SELECTED PASSAGE

........

Try this beautiful problem from Geometry:Radius of a circle.AMC-10A, 2003. You may use sequential hints to solve the problem

Try this beautiful problem from Geometry based on Circumscribed Circle

Problem on Circumscribed Circle – AMC-10A, 2003- Problem 17


The number of inches in the perimeter of an equilateral triangle equals the number of square inches in the area of its circumscribed circle. What is the radius, in inches, of the circle?

  • \(\frac{5\sqrt3}{\pi}\)
  • \(\frac{3\sqrt3}{\pi}\)
  • \(\frac{3\sqrt3}{2\pi}\)

Key Concepts


Geometry

Triangle

Circle

Check the Answer


Answer: \(\frac{3\sqrt3}{\pi}\)

AMC-10A (2003) Problem 17

Pre College Mathematics

Try with Hints


Circumscribed circle figure

Let ABC is a equilateral triangle which is inscribed in a circle. with center \(O\). and also given that perimeter of an equilateral triangle equals the number of square inches in the area of its circumscribed circle.so for find out the peremeter of Triangle we assume that the side length of the triangle be \(x\) and the radius of the circle be \(r\). then the side of an inscribed equilateral triangle is \(r\sqrt{3}\)=\(x\)

........

COLLECTED MATERIAL

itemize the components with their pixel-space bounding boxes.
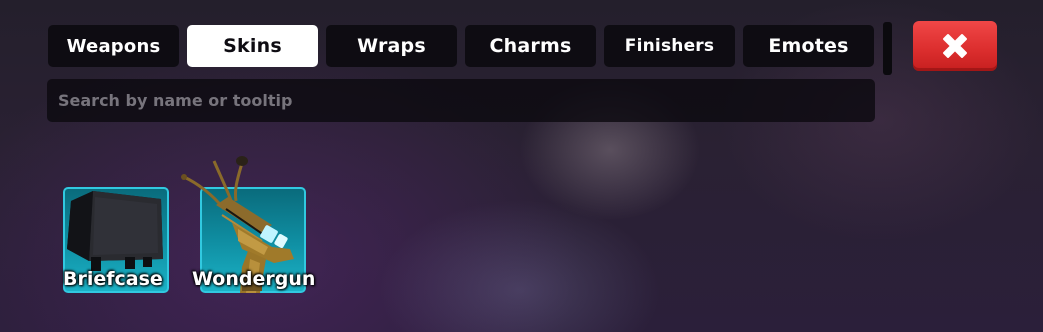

........

WHAT YOU SHOULD DO
Repeat the circumscribed circle problem above word for word, between "The number of inches" and "of the circle?", inclusive.

RIGHT ANSWER
The number of inches in the perimeter of an equilateral triangle equals the number of square inches in the area of its circumscribed circle. What is the radius, in inches, of the circle?